# PASSAGE GIVEN
From a linguistic perspective, a natural language sentence can be thought of as a set of nested constituents in the form of a tree structure (Partee et al., 2012). When a parser is trained on labeled treebanks, the predicted constituency trees are useful for various natural language processing (NLP) tasks, including relation extraction (Verga et al., 2016), text simplification (Narayan and Gardent, 2014), and machine translation (Aharoni and Goldberg, 2017). However, expensive expert annotations are usually required to create treebanks.
Unsupervised parsing (also known as grammar induction or latent tree learning) aims to learn syntactic structures without access to a treebank during training, with potential uses in low resource or out-of-domain scenarios. In early approaches, unsupervised parsers were trained by optimizing the marginal likelihood of sentences (Klein and Manning, 2014). More recent deep learning approaches (Yogatama et al., 2017; Maillard et al., 2017; Choi et al., 2018) obtain latent tree structures by reinforcement learning (RL). Typically, this involves a secondary task, e.g., a language modeling objective or a semantic task. However, Williams et al. (2018a) have pointed out that these methods do not yield linguistically plausible structures, and have low self-agreement when randomly initialized multiple times.
Recently, Shen et al. (2018) proposed the parsing-reading-predict network (PRPN), which performs language modeling with structured attention. The model uses heuristics to induce tree structures from attention scores, and in a replication was found to be the first latent tree model to produce syntactically plausible structures (Htut et al., 2018). Structured attention in the PRPN is formalized as differentiable continuous variables, making the model easy to train. But a major drawback is that the PRPN does not model tree-building operations directly. These operations need to be stipulated externally, in an ad hoc inference procedure which is not part of the model and cannot be trained (see Section 3).
In this paper, we propose an imitation learning framework that combines the continuous PRPN with a Tree-LSTM model with discrete parsing actions, both trained without access to labeled parse trees. We exploit the advantages of the PRPN by transferring its knowledge to a discrete parser which explicitly models tree-building operations. We accomplish the knowledge transfer by training the discrete parser to mimic the behavior of the PRPN. Its policy is then refined using straight-through Gumbel-Softmax (ST-Gumbel, Jang et al., 2017) trained with a semantic objective, viz., natural language inference (NLI).
We evaluate our approach on the All Natural Language Inference dataset and show that it achieves a new state of the art in terms of parsing -score, outperforming our base models, including the PRPN. Our work also shows that semantic objectives can improve unsupervised parsing, contrary to earlier claims (Williams et al., 2018a; Htut et al., 2018).
2 Related Work
Recursive neural networks are a type of neural network which incorporates syntactic structures for sentence-level understanding tasks. Typically, recursive neural network models assume that an annotated treebank or a pretrained syntactic parser is available (Socher et al., 2013; Tai et al., 2015; Kim et al., 2019a), but recent work pays more attention to learning syntactic structures in an unsupervised manner. Yogatama et al. (2017) propose to use reinforcement learning, and Maillard et al. (2017) introduce the Tree-LSTM to jointly learn sentence embeddings and syntax trees, later combined with a Straight-Through Gumbel-Softmax estimator by Choi et al. (2018). In addition to sentence classification tasks, recent research has focused on unsupervised structure learning for language modeling (Shen et al., 2018, 2019; Drozdov et al., 2019; Kim et al., 2019b). In our work, we explore the possibility for combining the merits of both sentence classification and language modeling.

# DATA LISTING
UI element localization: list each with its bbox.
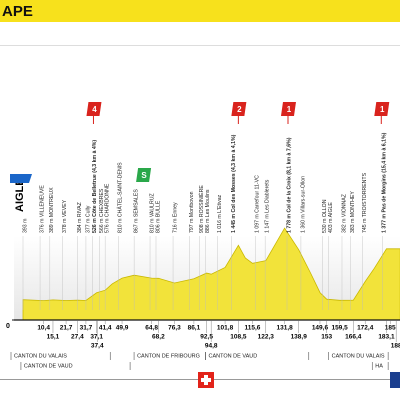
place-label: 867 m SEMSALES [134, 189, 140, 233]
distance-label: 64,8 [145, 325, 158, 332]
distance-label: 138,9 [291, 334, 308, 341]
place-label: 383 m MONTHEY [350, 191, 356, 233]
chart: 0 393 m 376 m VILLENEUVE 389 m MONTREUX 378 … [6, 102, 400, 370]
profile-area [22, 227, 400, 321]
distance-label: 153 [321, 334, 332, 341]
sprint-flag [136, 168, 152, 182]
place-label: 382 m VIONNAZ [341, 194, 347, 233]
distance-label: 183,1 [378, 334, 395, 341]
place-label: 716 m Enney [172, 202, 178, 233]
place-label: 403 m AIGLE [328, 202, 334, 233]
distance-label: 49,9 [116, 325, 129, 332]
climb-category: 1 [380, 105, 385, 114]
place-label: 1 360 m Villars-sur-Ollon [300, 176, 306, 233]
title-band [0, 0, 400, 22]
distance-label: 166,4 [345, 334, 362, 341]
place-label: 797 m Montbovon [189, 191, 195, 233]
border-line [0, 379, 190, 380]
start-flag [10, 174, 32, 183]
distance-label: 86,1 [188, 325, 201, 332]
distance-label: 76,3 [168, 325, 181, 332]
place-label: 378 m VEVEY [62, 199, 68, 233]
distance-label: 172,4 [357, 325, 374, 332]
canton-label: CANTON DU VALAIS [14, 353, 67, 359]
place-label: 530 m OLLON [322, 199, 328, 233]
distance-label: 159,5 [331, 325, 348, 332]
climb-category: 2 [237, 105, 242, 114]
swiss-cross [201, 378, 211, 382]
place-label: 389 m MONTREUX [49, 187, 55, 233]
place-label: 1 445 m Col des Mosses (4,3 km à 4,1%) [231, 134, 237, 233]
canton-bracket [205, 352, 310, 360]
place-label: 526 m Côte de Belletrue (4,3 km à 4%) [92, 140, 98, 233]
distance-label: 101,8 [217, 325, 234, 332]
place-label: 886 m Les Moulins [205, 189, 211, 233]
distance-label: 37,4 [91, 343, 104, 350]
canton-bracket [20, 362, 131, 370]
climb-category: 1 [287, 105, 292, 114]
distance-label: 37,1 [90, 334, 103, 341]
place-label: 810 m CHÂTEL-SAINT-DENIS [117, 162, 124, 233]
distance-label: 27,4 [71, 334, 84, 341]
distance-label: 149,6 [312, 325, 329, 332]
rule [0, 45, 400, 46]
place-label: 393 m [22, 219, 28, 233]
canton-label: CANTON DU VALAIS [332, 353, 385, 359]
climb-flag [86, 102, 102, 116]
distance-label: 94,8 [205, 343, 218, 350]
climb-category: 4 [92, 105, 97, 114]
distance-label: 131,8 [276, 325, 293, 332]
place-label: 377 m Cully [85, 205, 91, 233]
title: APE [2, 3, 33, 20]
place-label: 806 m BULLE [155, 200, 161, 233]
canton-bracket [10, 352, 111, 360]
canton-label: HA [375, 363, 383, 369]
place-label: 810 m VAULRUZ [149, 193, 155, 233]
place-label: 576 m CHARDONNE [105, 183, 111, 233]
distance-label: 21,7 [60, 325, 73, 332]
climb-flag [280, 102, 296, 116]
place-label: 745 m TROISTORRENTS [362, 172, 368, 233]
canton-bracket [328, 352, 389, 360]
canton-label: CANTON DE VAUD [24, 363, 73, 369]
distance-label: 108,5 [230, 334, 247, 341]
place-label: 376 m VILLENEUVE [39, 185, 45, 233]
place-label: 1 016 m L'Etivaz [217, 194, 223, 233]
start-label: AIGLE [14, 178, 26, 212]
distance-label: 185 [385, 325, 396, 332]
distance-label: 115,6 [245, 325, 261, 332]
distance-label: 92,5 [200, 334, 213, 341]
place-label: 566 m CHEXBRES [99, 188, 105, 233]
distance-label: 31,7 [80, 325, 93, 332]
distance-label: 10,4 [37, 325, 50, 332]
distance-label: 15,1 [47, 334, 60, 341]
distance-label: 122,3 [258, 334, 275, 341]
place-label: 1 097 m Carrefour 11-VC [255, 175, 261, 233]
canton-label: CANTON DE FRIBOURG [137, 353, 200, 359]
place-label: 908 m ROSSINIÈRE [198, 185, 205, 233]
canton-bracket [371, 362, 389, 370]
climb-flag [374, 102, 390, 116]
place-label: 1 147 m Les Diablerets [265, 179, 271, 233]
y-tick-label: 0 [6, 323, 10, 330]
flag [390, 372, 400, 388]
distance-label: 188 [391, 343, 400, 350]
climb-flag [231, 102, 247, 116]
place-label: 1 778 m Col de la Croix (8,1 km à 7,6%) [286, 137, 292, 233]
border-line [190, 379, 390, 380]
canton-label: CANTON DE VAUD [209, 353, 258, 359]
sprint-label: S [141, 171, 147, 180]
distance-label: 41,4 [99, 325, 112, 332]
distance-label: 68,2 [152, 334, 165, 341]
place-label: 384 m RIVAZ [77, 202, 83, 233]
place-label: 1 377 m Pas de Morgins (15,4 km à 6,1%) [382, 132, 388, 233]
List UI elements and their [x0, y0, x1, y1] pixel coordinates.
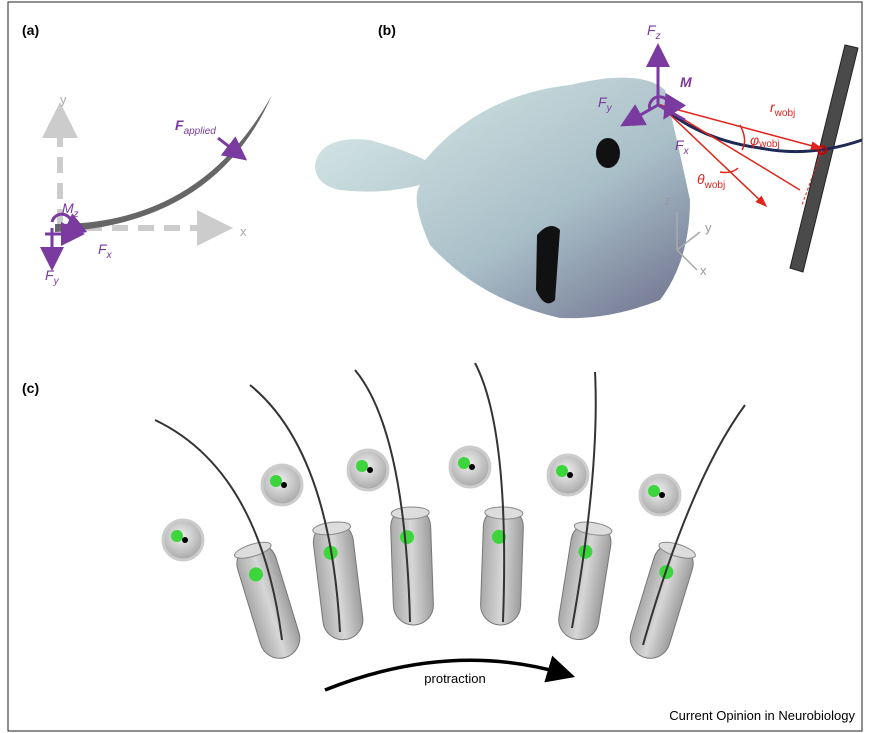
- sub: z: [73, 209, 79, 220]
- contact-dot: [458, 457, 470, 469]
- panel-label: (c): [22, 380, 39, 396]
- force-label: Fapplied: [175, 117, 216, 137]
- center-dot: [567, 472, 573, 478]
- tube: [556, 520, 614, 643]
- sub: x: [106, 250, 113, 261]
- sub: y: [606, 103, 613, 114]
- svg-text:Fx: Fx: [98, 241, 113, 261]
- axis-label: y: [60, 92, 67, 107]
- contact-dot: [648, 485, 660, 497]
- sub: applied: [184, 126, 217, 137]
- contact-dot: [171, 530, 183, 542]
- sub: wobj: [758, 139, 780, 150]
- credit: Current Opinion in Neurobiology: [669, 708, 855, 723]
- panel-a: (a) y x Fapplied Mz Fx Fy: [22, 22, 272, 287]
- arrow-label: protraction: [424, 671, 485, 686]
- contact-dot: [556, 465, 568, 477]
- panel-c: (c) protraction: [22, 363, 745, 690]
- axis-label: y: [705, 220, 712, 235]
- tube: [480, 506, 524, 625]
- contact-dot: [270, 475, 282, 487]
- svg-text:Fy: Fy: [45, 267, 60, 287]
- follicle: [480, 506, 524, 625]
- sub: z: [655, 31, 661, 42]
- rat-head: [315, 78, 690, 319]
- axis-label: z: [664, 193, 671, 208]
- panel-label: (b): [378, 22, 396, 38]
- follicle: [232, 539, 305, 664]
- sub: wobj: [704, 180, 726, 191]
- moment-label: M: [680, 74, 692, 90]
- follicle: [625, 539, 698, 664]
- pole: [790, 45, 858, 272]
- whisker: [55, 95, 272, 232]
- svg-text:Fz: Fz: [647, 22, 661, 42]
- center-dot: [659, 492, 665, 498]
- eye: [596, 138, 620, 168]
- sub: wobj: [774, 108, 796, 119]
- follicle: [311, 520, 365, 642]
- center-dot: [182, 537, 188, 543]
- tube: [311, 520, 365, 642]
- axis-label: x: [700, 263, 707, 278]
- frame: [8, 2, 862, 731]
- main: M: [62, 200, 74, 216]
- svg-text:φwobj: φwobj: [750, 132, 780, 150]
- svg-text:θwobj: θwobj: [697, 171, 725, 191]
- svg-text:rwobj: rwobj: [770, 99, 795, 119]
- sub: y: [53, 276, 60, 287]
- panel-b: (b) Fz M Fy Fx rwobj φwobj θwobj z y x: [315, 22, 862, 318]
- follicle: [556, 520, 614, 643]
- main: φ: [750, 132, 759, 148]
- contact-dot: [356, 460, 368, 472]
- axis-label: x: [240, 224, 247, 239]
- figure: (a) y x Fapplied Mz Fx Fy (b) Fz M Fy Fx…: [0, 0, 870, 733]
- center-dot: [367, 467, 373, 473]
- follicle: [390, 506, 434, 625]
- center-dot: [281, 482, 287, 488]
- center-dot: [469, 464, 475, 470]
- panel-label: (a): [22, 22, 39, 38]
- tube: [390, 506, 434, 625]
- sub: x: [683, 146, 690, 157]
--
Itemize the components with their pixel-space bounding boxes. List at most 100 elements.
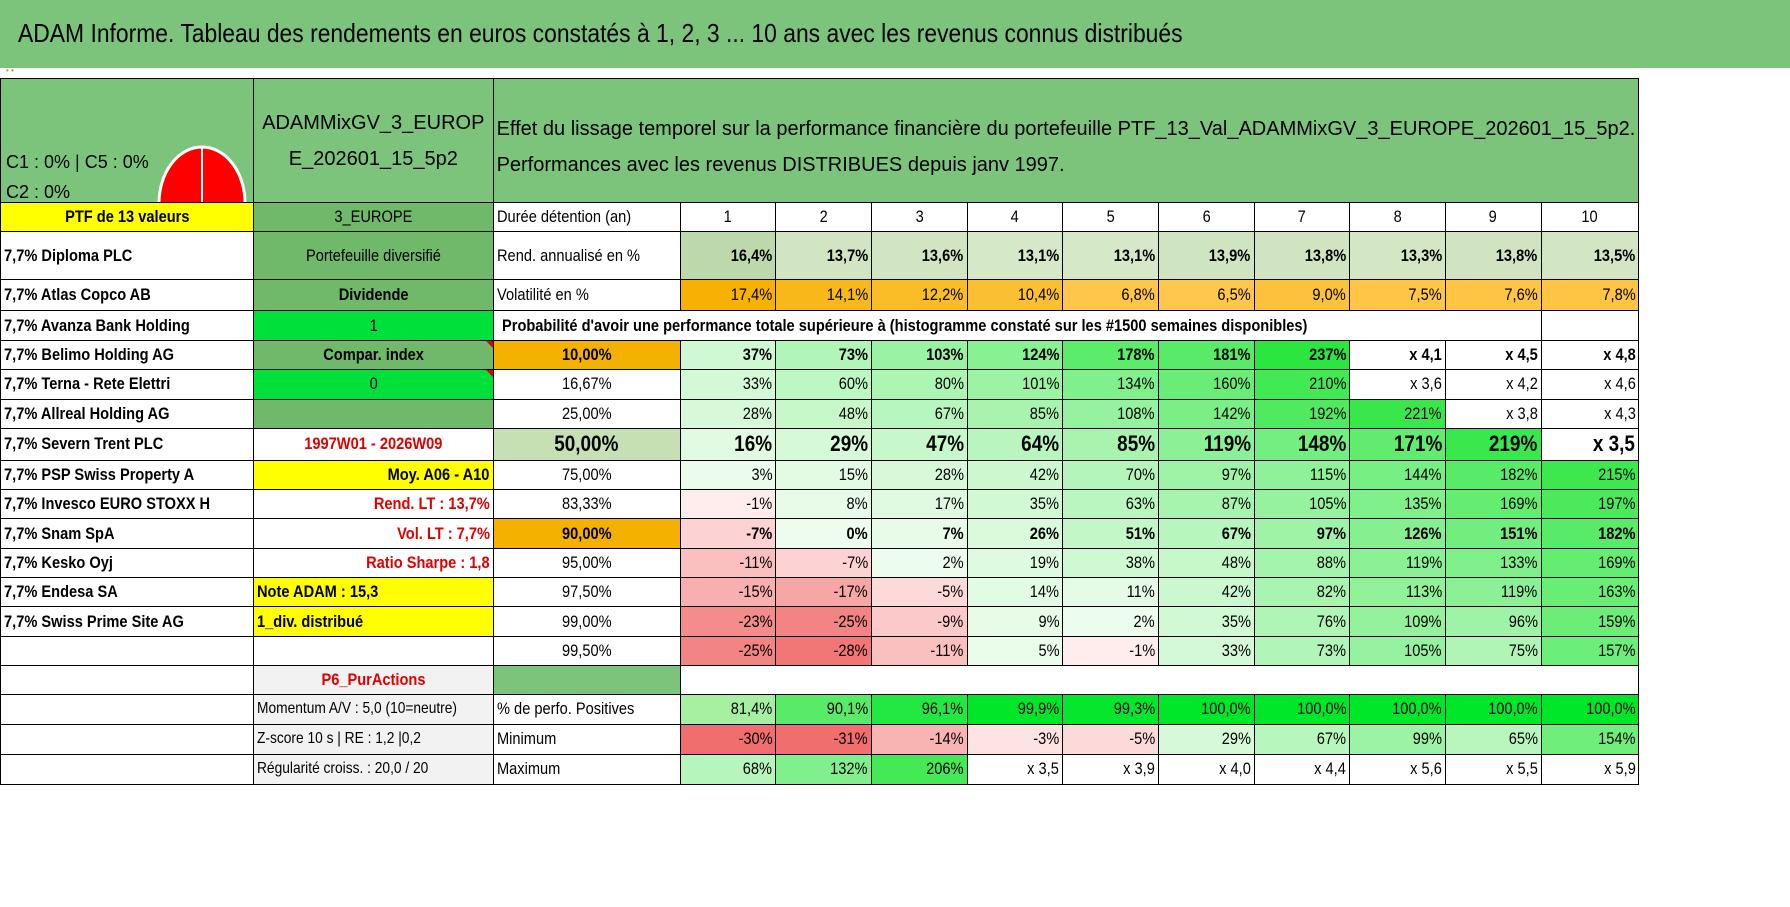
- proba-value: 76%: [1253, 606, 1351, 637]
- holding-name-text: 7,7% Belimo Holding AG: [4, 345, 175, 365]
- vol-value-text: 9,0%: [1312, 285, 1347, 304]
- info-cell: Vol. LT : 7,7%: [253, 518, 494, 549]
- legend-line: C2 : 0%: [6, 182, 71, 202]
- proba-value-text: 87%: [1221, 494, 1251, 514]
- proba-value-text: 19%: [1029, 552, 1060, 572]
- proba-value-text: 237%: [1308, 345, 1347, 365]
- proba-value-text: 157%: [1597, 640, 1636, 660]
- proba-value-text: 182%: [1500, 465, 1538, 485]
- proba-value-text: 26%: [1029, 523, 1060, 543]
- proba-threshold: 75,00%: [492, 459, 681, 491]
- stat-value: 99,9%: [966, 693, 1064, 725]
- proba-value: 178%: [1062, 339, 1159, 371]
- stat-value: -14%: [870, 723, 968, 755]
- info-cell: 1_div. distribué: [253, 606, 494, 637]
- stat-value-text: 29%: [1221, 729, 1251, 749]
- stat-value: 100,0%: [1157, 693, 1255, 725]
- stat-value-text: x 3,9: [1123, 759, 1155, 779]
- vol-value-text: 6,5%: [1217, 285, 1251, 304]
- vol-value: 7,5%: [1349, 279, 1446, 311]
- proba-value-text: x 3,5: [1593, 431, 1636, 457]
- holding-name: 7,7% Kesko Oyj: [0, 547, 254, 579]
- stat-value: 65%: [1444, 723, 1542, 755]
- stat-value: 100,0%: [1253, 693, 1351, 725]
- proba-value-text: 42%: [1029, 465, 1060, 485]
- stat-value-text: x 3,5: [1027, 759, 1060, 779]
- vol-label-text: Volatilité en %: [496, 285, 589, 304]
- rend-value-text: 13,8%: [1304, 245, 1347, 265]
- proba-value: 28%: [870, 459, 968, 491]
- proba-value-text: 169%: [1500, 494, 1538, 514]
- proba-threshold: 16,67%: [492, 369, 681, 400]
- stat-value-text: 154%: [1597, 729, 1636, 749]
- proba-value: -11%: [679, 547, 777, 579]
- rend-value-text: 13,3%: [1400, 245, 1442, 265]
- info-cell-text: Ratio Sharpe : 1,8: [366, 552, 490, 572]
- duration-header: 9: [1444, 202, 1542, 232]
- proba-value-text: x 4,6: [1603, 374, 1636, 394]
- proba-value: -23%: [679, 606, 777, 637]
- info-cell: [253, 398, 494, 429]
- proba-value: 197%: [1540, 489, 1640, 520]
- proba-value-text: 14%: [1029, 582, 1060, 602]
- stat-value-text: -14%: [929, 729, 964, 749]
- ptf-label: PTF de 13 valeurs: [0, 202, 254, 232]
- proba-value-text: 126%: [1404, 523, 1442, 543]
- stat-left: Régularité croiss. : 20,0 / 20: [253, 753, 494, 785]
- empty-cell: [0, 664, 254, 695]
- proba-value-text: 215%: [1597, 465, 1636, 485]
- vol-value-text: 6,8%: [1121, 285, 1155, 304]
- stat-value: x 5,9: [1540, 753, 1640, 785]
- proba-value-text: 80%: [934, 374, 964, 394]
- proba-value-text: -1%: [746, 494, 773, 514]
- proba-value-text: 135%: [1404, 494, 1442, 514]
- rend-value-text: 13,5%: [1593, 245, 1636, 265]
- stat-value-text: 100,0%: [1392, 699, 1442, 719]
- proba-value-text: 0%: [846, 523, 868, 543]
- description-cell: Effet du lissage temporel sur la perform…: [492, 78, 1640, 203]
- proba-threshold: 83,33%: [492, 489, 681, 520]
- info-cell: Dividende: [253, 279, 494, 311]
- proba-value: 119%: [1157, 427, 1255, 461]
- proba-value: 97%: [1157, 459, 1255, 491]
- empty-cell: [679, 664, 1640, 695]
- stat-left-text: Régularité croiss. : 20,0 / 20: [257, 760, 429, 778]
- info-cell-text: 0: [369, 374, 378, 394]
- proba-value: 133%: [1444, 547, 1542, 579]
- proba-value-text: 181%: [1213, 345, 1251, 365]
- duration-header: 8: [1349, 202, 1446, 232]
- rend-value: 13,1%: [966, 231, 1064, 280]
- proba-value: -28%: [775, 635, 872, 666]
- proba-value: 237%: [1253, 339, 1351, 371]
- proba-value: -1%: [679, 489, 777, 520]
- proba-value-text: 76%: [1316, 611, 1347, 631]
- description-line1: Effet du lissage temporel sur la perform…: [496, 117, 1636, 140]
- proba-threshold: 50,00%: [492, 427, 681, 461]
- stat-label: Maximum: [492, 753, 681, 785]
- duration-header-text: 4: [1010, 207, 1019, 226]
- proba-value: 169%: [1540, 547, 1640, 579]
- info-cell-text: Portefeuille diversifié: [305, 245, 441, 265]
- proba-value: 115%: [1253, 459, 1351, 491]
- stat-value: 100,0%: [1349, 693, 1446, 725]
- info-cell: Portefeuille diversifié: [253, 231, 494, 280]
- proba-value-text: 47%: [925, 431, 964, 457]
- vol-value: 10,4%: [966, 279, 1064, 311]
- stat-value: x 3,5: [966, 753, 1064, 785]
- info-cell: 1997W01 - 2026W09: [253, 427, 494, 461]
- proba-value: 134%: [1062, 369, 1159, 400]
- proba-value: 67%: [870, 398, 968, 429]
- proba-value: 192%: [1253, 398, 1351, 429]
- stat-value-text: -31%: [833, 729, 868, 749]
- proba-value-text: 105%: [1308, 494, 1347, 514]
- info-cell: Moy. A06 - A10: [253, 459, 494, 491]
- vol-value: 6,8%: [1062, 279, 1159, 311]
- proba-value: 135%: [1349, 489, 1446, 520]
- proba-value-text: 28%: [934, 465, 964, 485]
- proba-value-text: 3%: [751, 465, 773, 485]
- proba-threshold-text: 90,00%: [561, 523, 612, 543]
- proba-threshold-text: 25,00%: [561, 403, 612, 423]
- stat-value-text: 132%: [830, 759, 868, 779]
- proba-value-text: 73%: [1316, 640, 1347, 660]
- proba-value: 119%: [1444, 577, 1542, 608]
--
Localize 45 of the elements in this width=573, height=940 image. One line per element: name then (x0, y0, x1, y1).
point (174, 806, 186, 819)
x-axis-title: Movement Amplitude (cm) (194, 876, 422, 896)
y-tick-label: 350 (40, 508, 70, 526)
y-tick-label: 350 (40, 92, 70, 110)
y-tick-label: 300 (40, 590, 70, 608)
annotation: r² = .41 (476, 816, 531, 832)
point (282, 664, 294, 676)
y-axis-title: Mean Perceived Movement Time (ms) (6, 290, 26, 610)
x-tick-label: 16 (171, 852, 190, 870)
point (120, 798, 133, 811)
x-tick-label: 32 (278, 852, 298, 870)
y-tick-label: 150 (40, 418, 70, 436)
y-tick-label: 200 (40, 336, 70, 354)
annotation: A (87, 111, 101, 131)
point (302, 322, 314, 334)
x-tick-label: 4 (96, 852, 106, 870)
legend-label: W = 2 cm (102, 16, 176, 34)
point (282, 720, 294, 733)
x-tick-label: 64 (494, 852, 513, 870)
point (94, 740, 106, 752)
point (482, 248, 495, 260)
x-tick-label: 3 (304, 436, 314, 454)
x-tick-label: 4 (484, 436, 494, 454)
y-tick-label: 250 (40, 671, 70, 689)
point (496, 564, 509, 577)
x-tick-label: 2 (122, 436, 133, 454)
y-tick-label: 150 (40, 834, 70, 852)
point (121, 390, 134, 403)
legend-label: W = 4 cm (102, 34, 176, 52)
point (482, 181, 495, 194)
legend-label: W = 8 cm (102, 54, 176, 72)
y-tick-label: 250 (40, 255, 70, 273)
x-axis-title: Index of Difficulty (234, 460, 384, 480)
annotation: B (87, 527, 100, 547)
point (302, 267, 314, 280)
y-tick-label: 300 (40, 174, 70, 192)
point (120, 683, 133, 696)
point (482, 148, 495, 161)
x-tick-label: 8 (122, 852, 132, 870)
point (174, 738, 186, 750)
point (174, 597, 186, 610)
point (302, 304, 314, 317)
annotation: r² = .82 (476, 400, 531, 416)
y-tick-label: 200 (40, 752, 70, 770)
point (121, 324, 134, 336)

# EXERCISE OBJECTIVE
Copy the part of the unsupervised parsing passage between "Recently, Shen et" and "(see Section 3).", inclusive, word for word. The items have nothing to do with the passage about unsupervised parsing.

# RESULT OF THIS TASK
Recently, Shen et al. (2018) proposed the parsing-reading-predict network (PRPN), which performs language modeling with structured attention. The model uses heuristics to induce tree structures from attention scores, and in a replication was found to be the first latent tree model to produce syntactically plausible structures (Htut et al., 2018). Structured attention in the PRPN is formalized as differentiable continuous variables, making the model easy to train. But a major drawback is that the PRPN does not model tree-building operations directly. These operations need to be stipulated externally, in an ad hoc inference procedure which is not part of the model and cannot be trained (see Section 3).